> INSTRUCTIONS TO FOLLOW
Output the data word for word, dropping every image.

— Start THE DATA —

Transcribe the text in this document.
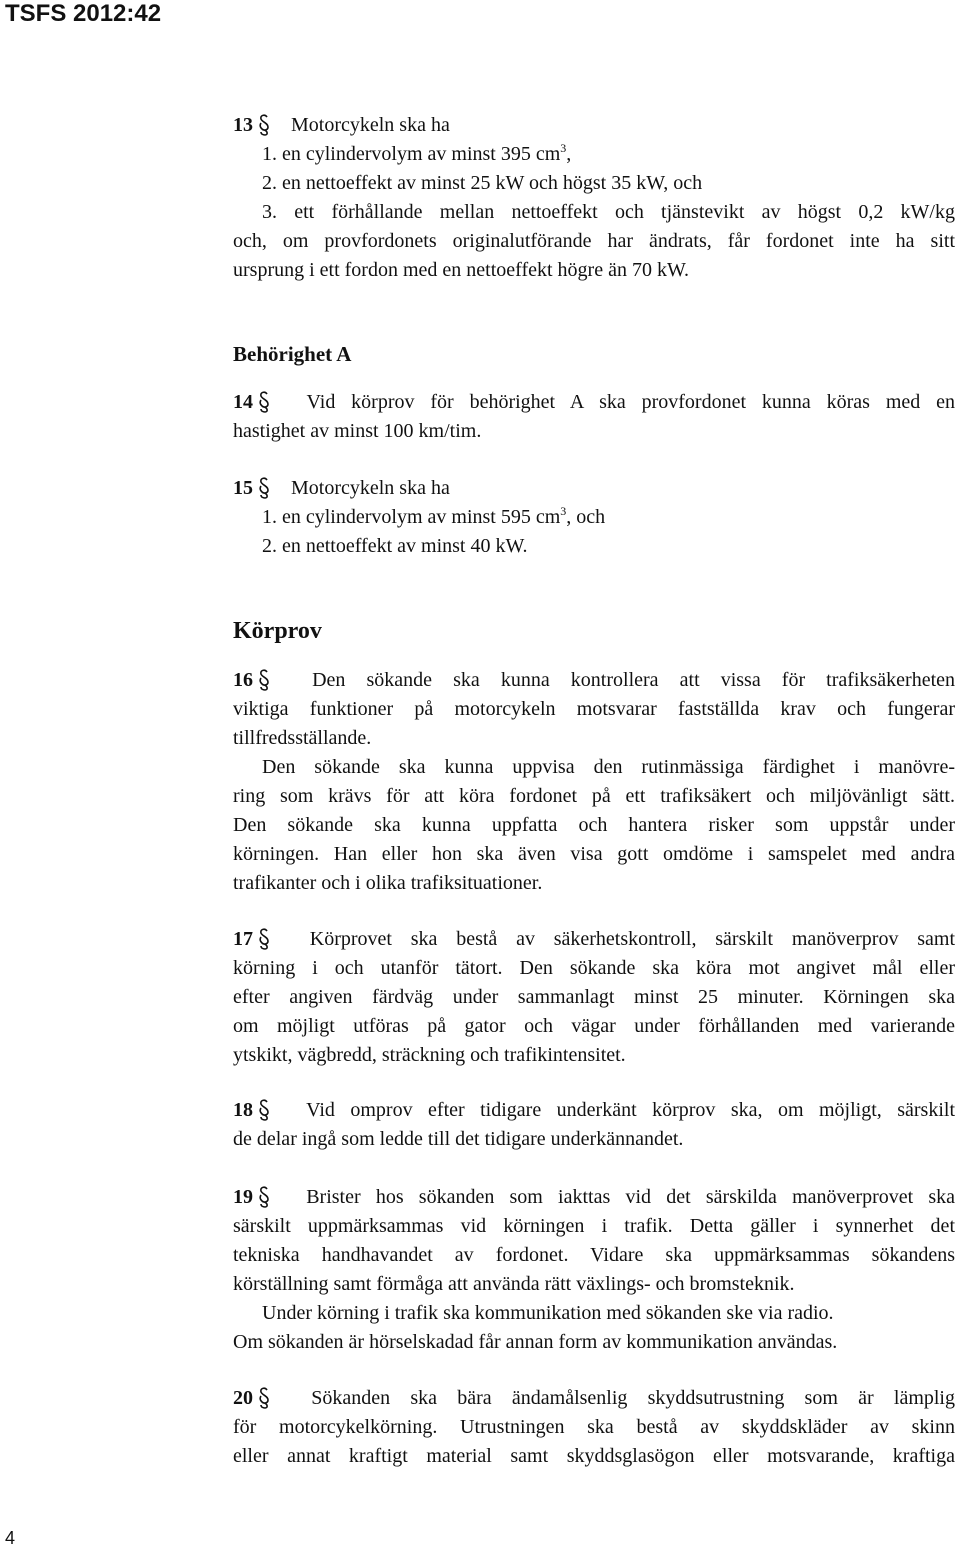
TSFS 2012:42
13 Motorcykeln ska ha
1. en cylindervolym av minst 395 $cm^3$,
2. en nettoeffekt av minst 25 kW och högst 35 kW, och
3. ett förhållande mellan nettoeffekt och tjänstevikt av högst 0,2 kW/kg
och, om provfordonets originalutförande har ändrats, får fordonet inte ha sitt
ursprung i ett fordon med en nettoeffekt högre än 70 kW.
Behörighet A
14	Vid körprov för behörighet A ska provfordonet kunna köras med en
hastighet av minst 100 km/tim.
15 Motorcykeln ska ha
1. en cylindervolym av minst 595 $cm^3$, och
2. en nettoeffekt av minst 40 kW.
Körprov
16	Den sökande ska kunna kontrollera att vissa för trafiksäkerheten
viktiga funktioner på motorcykeln motsvarar fastställda krav och fungerar
tillfredsställande.
Den sökande ska kunna uppvisa den rutinmässiga färdighet i manövre-
ring som krävs för att köra fordonet på ett trafiksäkert och miljövänligt sätt.
Den sökande ska kunna uppfatta och hantera risker som uppstår under
körningen. Han eller hon ska även visa gott omdöme i samspelet med andra
trafikanter och i olika trafiksituationer.
17	Körprovet ska bestå av säkerhetskontroll, särskilt manöverprov samt
körning i och utanför tätort. Den sökande ska köra mot angivet mål eller
efter angiven färdväg under sammanlagt minst 25 minuter. Körningen ska
om möjligt utföras på gator och vägar under förhållanden med varierande
ytskikt, vägbredd, sträckning och trafikintensitet.
18	Vid omprov efter tidigare underkänt körprov ska, om möjligt, särskilt
de delar ingå som ledde till det tidigare underkännandet.
19	Brister hos sökanden som iakttas vid det särskilda manöverprovet ska
särskilt uppmärksammas vid körningen i trafik. Detta gäller i synnerhet det
tekniska handhavandet av fordonet. Vidare ska uppmärksammas sökandens
körställning samt förmåga att använda rätt växlings- och bromsteknik.
Under körning i trafik ska kommunikation med sökanden ske via radio.
Om sökanden är hörselskadad får annan form av kommunikation användas.
20	Sökanden ska bära ändamålsenlig skyddsutrustning som är lämplig
för motorcykelkörning. Utrustningen ska bestå av skyddskläder av skinn
eller annat kraftigt material samt skyddsglasögon eller motsvarande, kraftiga
4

— End THE DATA —

> RESPONSE TO THE TASK
Transcribe the text in this document.
TSFS 2012:42
13 Motorcykeln ska ha
1. en cylindervolym av minst 395 $cm^3$,
2. en nettoeffekt av minst 25 kW och högst 35 kW, och
3. ett förhållande mellan nettoeffekt och tjänstevikt av högst 0,2 kW/kg
och, om provfordonets originalutförande har ändrats, får fordonet inte ha sitt
ursprung i ett fordon med en nettoeffekt högre än 70 kW.
Behörighet A
14	Vid körprov för behörighet A ska provfordonet kunna köras med en
hastighet av minst 100 km/tim.
15 Motorcykeln ska ha
1. en cylindervolym av minst 595 $cm^3$, och
2. en nettoeffekt av minst 40 kW.
Körprov
16	Den sökande ska kunna kontrollera att vissa för trafiksäkerheten
viktiga funktioner på motorcykeln motsvarar fastställda krav och fungerar
tillfredsställande.
Den sökande ska kunna uppvisa den rutinmässiga färdighet i manövre-
ring som krävs för att köra fordonet på ett trafiksäkert och miljövänligt sätt.
Den sökande ska kunna uppfatta och hantera risker som uppstår under
körningen. Han eller hon ska även visa gott omdöme i samspelet med andra
trafikanter och i olika trafiksituationer.
17	Körprovet ska bestå av säkerhetskontroll, särskilt manöverprov samt
körning i och utanför tätort. Den sökande ska köra mot angivet mål eller
efter angiven färdväg under sammanlagt minst 25 minuter. Körningen ska
om möjligt utföras på gator och vägar under förhållanden med varierande
ytskikt, vägbredd, sträckning och trafikintensitet.
18	Vid omprov efter tidigare underkänt körprov ska, om möjligt, särskilt
de delar ingå som ledde till det tidigare underkännandet.
19	Brister hos sökanden som iakttas vid det särskilda manöverprovet ska
särskilt uppmärksammas vid körningen i trafik. Detta gäller i synnerhet det
tekniska handhavandet av fordonet. Vidare ska uppmärksammas sökandens
körställning samt förmåga att använda rätt växlings- och bromsteknik.
Under körning i trafik ska kommunikation med sökanden ske via radio.
Om sökanden är hörselskadad får annan form av kommunikation användas.
20	Sökanden ska bära ändamålsenlig skyddsutrustning som är lämplig
för motorcykelkörning. Utrustningen ska bestå av skyddskläder av skinn
eller annat kraftigt material samt skyddsglasögon eller motsvarande, kraftiga
4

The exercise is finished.